◆ Extracted text
- - - - -
I personally think it's better to just tag videos, and let people filter them on their own, than banning it. Let porn be hosted on YouTube, but just tag it, and make the tag filtered by default, which you can remove with a safe search filter removable.

In other words, it should work the same way porn works on Google.com. I mean, if you let your kids surf Youtube because Google bans porn, but don't ban them from using regular Google search, you really think they can't find porn?


As I said, I definitely don't see humans manually reviewing all uploads, just flagged content. I don't have the statistics, but I'm guessing it's less than 1%. (Assuming you don't count the deluge of DMCA requests.)

Your $500 mil figure suggests paying people a lot more than I would pay people to watch YouTube videos. :P

It is not simple, I agree, but it is also not unreasonable: Google makes a significant amount of money operating these platforms, it's reasonable to expect them to build reasonable management practices in that formula.
- - - - -
◆ Data provided
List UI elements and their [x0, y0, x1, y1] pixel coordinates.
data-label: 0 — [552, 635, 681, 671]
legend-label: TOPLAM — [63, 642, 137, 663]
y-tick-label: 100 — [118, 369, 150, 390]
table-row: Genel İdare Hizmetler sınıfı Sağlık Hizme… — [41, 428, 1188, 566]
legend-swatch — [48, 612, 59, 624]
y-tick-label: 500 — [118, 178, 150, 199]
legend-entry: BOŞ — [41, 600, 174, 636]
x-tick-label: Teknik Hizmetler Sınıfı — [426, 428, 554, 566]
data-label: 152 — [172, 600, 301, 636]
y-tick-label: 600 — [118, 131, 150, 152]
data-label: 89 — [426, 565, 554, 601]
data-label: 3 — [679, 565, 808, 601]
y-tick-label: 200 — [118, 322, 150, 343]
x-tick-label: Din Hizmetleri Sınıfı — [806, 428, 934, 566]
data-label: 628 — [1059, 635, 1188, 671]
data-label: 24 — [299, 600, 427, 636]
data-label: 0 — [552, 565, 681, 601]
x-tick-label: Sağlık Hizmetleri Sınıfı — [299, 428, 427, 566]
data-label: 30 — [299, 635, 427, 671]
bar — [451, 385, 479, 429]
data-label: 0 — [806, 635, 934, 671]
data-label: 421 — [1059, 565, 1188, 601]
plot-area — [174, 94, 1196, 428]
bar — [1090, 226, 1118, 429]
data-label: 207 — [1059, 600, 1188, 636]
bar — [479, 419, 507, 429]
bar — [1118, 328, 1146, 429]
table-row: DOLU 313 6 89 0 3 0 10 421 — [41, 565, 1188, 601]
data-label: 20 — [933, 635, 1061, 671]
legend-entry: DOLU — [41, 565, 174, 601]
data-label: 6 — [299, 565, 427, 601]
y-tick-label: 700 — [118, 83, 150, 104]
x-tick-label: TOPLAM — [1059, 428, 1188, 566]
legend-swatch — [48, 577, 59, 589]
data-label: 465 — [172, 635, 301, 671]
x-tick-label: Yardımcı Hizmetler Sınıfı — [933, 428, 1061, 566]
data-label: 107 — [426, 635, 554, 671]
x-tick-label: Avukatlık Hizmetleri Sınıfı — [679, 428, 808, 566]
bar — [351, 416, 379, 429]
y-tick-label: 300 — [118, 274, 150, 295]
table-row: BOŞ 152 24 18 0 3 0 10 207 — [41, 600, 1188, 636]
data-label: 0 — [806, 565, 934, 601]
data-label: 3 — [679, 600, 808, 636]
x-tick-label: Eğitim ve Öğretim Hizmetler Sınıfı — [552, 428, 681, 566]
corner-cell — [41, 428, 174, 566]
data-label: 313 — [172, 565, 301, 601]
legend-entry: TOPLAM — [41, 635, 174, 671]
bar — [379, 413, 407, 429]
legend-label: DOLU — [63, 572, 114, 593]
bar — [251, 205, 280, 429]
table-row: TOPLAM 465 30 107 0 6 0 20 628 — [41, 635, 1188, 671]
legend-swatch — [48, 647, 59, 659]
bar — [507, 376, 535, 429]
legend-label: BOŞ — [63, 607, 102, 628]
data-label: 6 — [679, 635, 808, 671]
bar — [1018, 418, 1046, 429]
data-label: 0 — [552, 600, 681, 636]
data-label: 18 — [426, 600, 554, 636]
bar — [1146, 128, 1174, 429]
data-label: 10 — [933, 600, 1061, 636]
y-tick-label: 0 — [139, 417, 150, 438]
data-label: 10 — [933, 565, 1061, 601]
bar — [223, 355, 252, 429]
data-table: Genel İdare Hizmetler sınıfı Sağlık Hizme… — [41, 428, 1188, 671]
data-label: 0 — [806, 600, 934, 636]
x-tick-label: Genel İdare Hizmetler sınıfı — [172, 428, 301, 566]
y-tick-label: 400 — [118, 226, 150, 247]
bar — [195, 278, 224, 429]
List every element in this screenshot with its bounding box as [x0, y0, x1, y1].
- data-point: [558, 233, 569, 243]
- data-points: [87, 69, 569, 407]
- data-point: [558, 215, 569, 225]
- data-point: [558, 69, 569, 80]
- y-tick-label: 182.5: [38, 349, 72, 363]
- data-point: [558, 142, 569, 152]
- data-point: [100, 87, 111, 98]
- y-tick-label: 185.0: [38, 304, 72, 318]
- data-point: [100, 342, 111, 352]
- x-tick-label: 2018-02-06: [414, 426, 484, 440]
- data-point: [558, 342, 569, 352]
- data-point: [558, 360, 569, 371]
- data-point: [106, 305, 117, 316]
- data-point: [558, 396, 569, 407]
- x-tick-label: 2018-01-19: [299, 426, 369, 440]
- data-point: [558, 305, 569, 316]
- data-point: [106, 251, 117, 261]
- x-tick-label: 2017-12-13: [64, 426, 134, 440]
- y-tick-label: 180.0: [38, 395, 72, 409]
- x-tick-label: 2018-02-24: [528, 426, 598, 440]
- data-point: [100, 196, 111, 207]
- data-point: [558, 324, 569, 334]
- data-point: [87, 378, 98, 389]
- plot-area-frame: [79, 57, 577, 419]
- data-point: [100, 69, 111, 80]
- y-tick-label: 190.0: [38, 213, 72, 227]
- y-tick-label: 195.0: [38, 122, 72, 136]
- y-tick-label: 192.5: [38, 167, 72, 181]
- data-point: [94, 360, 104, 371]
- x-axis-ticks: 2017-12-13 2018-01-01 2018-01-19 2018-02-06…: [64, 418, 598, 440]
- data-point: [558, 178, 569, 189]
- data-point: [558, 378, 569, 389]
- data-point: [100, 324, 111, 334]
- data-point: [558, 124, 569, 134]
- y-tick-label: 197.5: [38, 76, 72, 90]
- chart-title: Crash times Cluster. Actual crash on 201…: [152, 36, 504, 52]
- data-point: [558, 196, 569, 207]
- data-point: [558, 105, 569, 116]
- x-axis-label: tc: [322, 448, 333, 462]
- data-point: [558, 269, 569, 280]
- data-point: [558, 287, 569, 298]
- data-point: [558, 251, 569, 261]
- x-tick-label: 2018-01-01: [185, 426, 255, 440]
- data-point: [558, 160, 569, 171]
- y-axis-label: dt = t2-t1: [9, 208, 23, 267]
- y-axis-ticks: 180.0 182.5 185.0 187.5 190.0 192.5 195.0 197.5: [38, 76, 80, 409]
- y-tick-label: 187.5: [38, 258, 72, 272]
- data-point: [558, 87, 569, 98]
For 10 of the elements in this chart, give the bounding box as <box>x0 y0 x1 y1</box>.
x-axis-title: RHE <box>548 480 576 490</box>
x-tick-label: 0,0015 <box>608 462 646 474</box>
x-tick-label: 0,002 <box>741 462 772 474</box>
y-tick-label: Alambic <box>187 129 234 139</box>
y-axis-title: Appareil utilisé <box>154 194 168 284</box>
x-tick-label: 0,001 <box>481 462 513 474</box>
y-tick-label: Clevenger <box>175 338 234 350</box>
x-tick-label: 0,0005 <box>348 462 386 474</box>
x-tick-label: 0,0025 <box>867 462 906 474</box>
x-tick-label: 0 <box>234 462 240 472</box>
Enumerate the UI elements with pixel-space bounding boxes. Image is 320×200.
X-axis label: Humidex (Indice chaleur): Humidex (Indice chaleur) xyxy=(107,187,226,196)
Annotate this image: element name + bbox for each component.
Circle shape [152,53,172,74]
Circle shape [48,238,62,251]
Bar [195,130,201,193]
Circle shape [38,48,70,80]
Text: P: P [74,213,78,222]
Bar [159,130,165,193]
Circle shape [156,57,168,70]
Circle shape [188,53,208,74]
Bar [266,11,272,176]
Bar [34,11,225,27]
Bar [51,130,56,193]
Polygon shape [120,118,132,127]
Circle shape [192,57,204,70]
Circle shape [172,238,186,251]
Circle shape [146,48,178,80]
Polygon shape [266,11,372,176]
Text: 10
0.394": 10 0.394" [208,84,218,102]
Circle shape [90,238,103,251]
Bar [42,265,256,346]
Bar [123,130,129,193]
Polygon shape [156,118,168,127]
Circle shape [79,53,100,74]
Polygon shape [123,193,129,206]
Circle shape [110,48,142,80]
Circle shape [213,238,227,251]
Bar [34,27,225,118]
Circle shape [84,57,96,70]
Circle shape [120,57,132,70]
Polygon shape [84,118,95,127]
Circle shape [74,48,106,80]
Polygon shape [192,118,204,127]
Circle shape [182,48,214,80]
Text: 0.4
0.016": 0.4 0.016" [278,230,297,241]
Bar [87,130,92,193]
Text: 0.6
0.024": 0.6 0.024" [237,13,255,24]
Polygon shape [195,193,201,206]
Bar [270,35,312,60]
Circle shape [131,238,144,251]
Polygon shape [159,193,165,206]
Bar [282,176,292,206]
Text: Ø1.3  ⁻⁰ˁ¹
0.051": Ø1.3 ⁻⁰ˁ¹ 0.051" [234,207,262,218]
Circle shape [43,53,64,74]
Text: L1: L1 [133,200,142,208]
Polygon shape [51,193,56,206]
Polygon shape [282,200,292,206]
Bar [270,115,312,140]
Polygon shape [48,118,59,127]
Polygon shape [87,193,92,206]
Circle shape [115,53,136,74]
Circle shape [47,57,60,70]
- - - - -
◆ Requirement 1
Answer these questions from the comment on YouTube moderation:
(a) How does the writer say the porn tag should be set by default?
(b) What share of uploads does the writer guess gets flagged for human review?
(c) What dollar figure does the writer mention?
◆ Requirement 2
Translate this sentence from the comment on YouTube moderation into Spanish: "In other words, it should work the same way porn works on Google.com."
◆ Requirement 3
Please go on with the comment on YouTube moderation, starting after its last sentence.

◆ Reply 1
(a) Filtered by default, with a safe search filter that can remove it.
(b) Less than 1%.
(c) $500 mil.

◆ Reply 2
En otras palabras, debería funcionar de la misma manera en que funciona la pornografía en Google.com.

◆ Reply 3
I agree with you, however, that an ideal case would simply be to not moderate content on YouTube beyond a SafeSearch filter type behavior. Although that would invite a whole additional set of complex problems.

Right now, one of the big ways YouTube moderates content is to demonetize certain videos if they contain objectionable content their advertising customers do not want to be associated with. I believe Google currently takes a loss on the content that falls into this category.

But if porn was on YouTube, there would be a LOT of porn on YouTube. A truly unholy amount of porn. If there can be porn on something, there is a lot of it. So presumably this means Google would need to start selling adult content ads as well.


The only public statistics available are 90 million unique people have flagged videos, and 1/3 of those have flagged multiple videos. It's hard to generalize from there because you don't know how many of these watchers are disjoint, but in the worst case, 60 million unique flags would be able 0.5-1% of all YouTube videos.


> Google is sitting on many billions of dollars it just doesn't want to spend (like $100B or so, I believe?). The money to pay for people is there.

So now you are saying that the only companies that should host video are those that can afford to lose billions by manually checking every upload?

Would this rule have applied to youtube before they became part of Google and had a few billion spare in the bank?

OTOH the regulations around video hosting probably already make it almost impossible for a serious competitor to emerge


A good chunk of that is duplicate videos.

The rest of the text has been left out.